OBJECTIVE
Return all the entries exactly, keeping pictures out.

═════ ENTRIES SHOWN ═════

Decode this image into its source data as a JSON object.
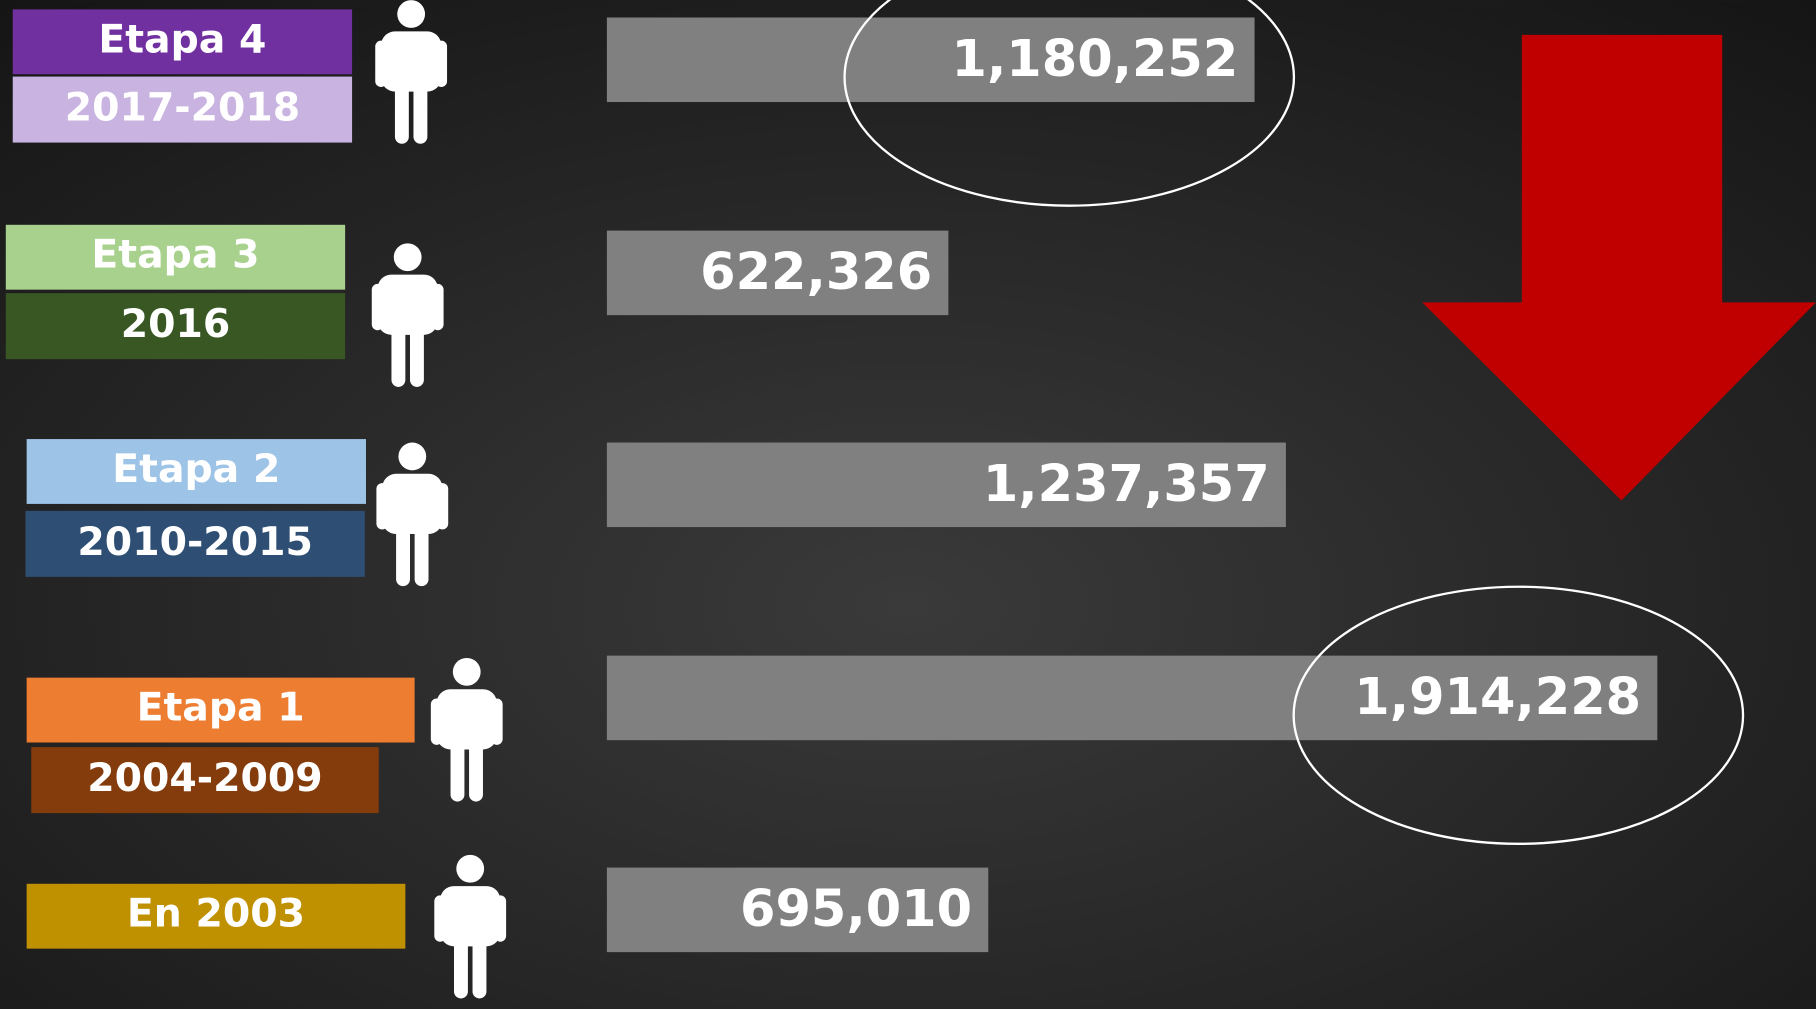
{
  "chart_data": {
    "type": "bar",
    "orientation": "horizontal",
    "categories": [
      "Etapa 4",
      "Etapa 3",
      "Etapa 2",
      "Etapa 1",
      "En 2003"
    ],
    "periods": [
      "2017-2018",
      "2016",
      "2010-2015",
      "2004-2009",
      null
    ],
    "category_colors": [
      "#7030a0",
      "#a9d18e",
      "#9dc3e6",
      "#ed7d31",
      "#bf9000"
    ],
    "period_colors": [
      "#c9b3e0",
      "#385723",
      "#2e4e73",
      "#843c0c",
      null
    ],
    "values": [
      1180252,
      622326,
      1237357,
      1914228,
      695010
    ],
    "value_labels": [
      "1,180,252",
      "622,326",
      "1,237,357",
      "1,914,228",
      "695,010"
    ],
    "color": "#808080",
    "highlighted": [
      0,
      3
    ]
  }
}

═════

EXPECTED ANSWER
Decode this image into its source data as a JSON object.
{
  "chart_data": {
    "type": "bar",
    "orientation": "horizontal",
    "categories": [
      "Etapa 4",
      "Etapa 3",
      "Etapa 2",
      "Etapa 1",
      "En 2003"
    ],
    "periods": [
      "2017-2018",
      "2016",
      "2010-2015",
      "2004-2009",
      null
    ],
    "category_colors": [
      "#7030a0",
      "#a9d18e",
      "#9dc3e6",
      "#ed7d31",
      "#bf9000"
    ],
    "period_colors": [
      "#c9b3e0",
      "#385723",
      "#2e4e73",
      "#843c0c",
      null
    ],
    "values": [
      1180252,
      622326,
      1237357,
      1914228,
      695010
    ],
    "value_labels": [
      "1,180,252",
      "622,326",
      "1,237,357",
      "1,914,228",
      "695,010"
    ],
    "color": "#808080",
    "highlighted": [
      0,
      3
    ]
  }
}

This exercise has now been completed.